_Given exercise_
Copy out the listing in full, exactly as written, but not its pictures.

Records
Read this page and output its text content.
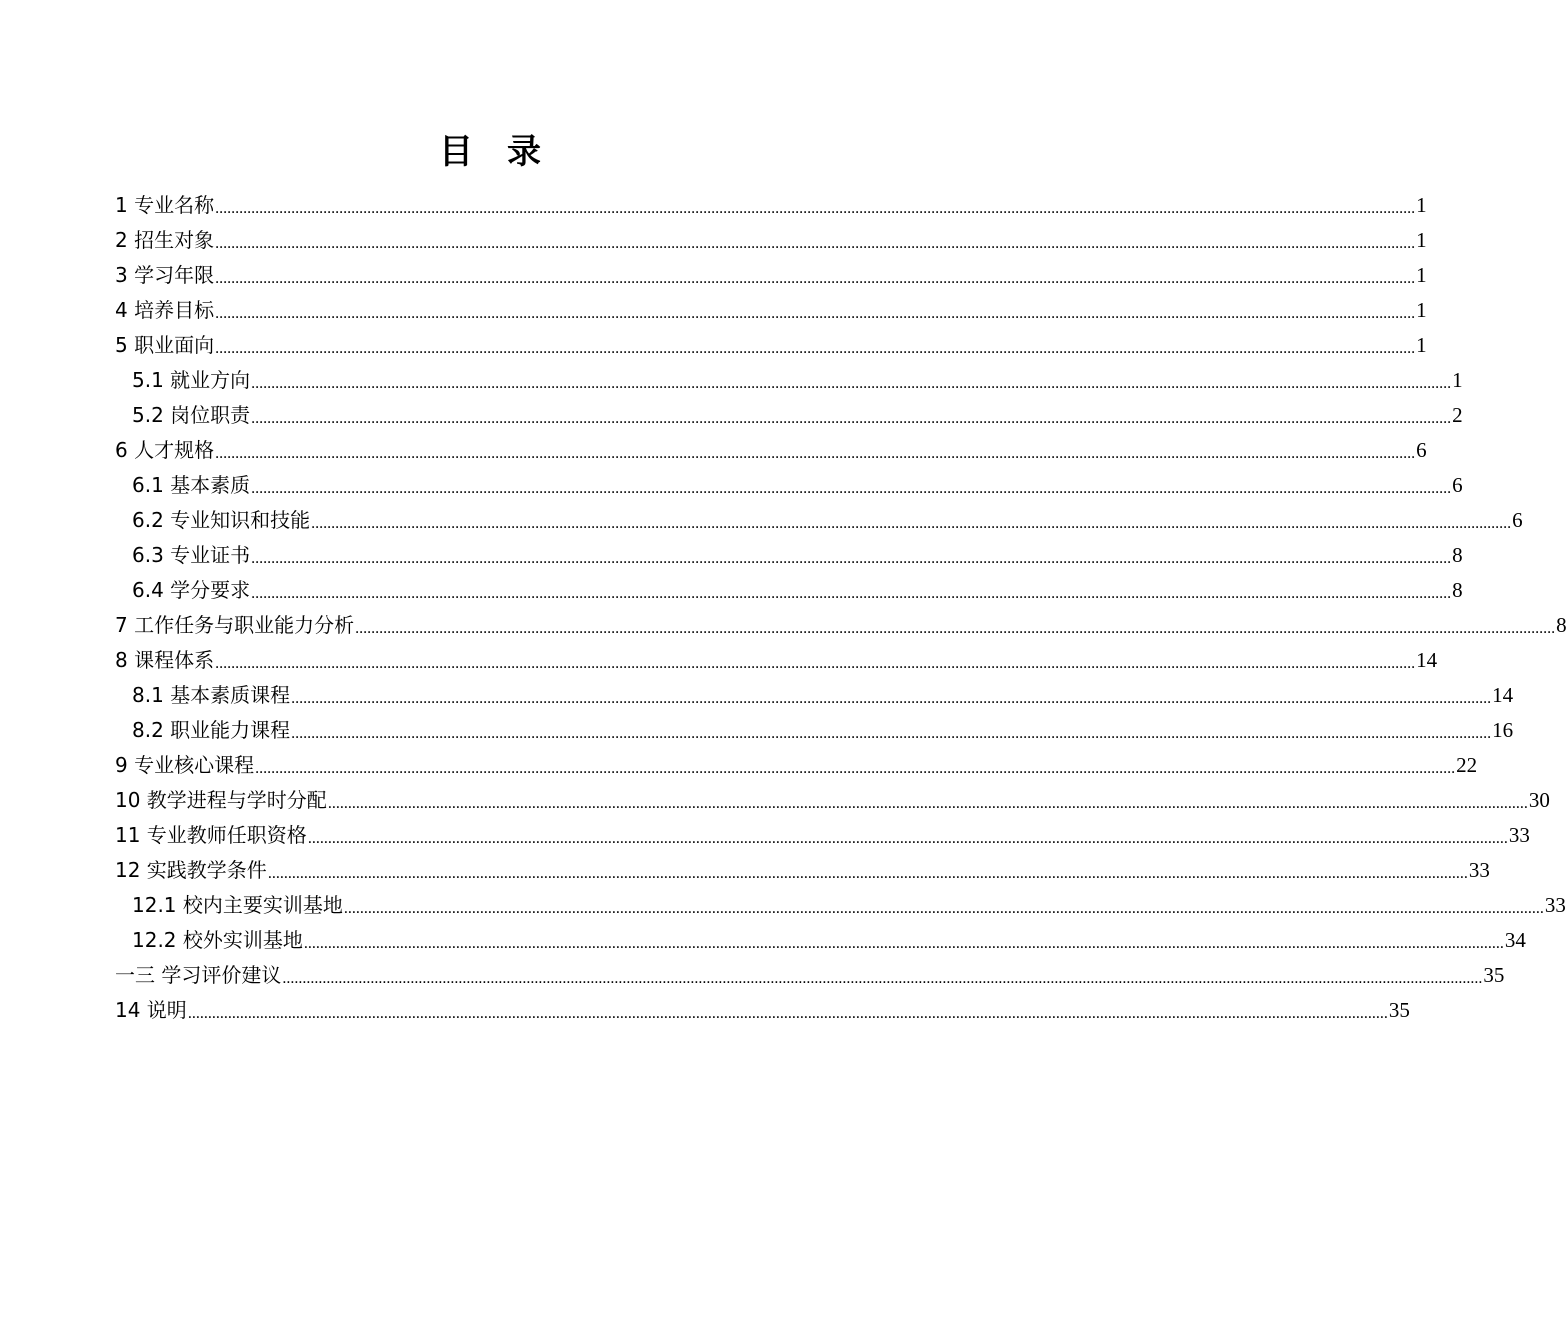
目　录
1 专业名称 ............................................................................................................................................................................................................................................................................................................ 1
2 招生对象 ............................................................................................................................................................................................................................................................................................................ 1
3 学习年限 ............................................................................................................................................................................................................................................................................................................ 1
4 培养目标 ............................................................................................................................................................................................................................................................................................................ 1
5 职业面向 ............................................................................................................................................................................................................................................................................................................ 1
5.1 就业方向 ............................................................................................................................................................................................................................................................................................................ 1
5.2 岗位职责 ............................................................................................................................................................................................................................................................................................................ 2
6 人才规格 ............................................................................................................................................................................................................................................................................................................ 6
6.1 基本素质 ............................................................................................................................................................................................................................................................................................................ 6
6.2 专业知识和技能 ............................................................................................................................................................................................................................................................................................................ 6
6.3 专业证书 ............................................................................................................................................................................................................................................................................................................ 8
6.4 学分要求 ............................................................................................................................................................................................................................................................................................................ 8
7 工作任务与职业能力分析 ............................................................................................................................................................................................................................................................................................................ 8
8 课程体系 ............................................................................................................................................................................................................................................................................................................ 14
8.1 基本素质课程 ............................................................................................................................................................................................................................................................................................................ 14
8.2 职业能力课程 ............................................................................................................................................................................................................................................................................................................ 16
9 专业核心课程 ............................................................................................................................................................................................................................................................................................................ 22
10 教学进程与学时分配 ............................................................................................................................................................................................................................................................................................................ 30
11 专业教师任职资格 ............................................................................................................................................................................................................................................................................................................ 33
12 实践教学条件 ............................................................................................................................................................................................................................................................................................................ 33
12.1 校内主要实训基地 ............................................................................................................................................................................................................................................................................................................ 33
12.2 校外实训基地 ............................................................................................................................................................................................................................................................................................................ 34
一三 学习评价建议 ............................................................................................................................................................................................................................................................................................................ 35
14 说明 ............................................................................................................................................................................................................................................................................................................ 35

_Task answer_
Read this page and output its text content.
目　录
1 专业名称 ............................................................................................................................................................................................................................................................................................................ 1
2 招生对象 ............................................................................................................................................................................................................................................................................................................ 1
3 学习年限 ............................................................................................................................................................................................................................................................................................................ 1
4 培养目标 ............................................................................................................................................................................................................................................................................................................ 1
5 职业面向 ............................................................................................................................................................................................................................................................................................................ 1
5.1 就业方向 ............................................................................................................................................................................................................................................................................................................ 1
5.2 岗位职责 ............................................................................................................................................................................................................................................................................................................ 2
6 人才规格 ............................................................................................................................................................................................................................................................................................................ 6
6.1 基本素质 ............................................................................................................................................................................................................................................................................................................ 6
6.2 专业知识和技能 ............................................................................................................................................................................................................................................................................................................ 6
6.3 专业证书 ............................................................................................................................................................................................................................................................................................................ 8
6.4 学分要求 ............................................................................................................................................................................................................................................................................................................ 8
7 工作任务与职业能力分析 ............................................................................................................................................................................................................................................................................................................ 8
8 课程体系 ............................................................................................................................................................................................................................................................................................................ 14
8.1 基本素质课程 ............................................................................................................................................................................................................................................................................................................ 14
8.2 职业能力课程 ............................................................................................................................................................................................................................................................................................................ 16
9 专业核心课程 ............................................................................................................................................................................................................................................................................................................ 22
10 教学进程与学时分配 ............................................................................................................................................................................................................................................................................................................ 30
11 专业教师任职资格 ............................................................................................................................................................................................................................................................................................................ 33
12 实践教学条件 ............................................................................................................................................................................................................................................................................................................ 33
12.1 校内主要实训基地 ............................................................................................................................................................................................................................................................................................................ 33
12.2 校外实训基地 ............................................................................................................................................................................................................................................................................................................ 34
一三 学习评价建议 ............................................................................................................................................................................................................................................................................................................ 35
14 说明 ............................................................................................................................................................................................................................................................................................................ 35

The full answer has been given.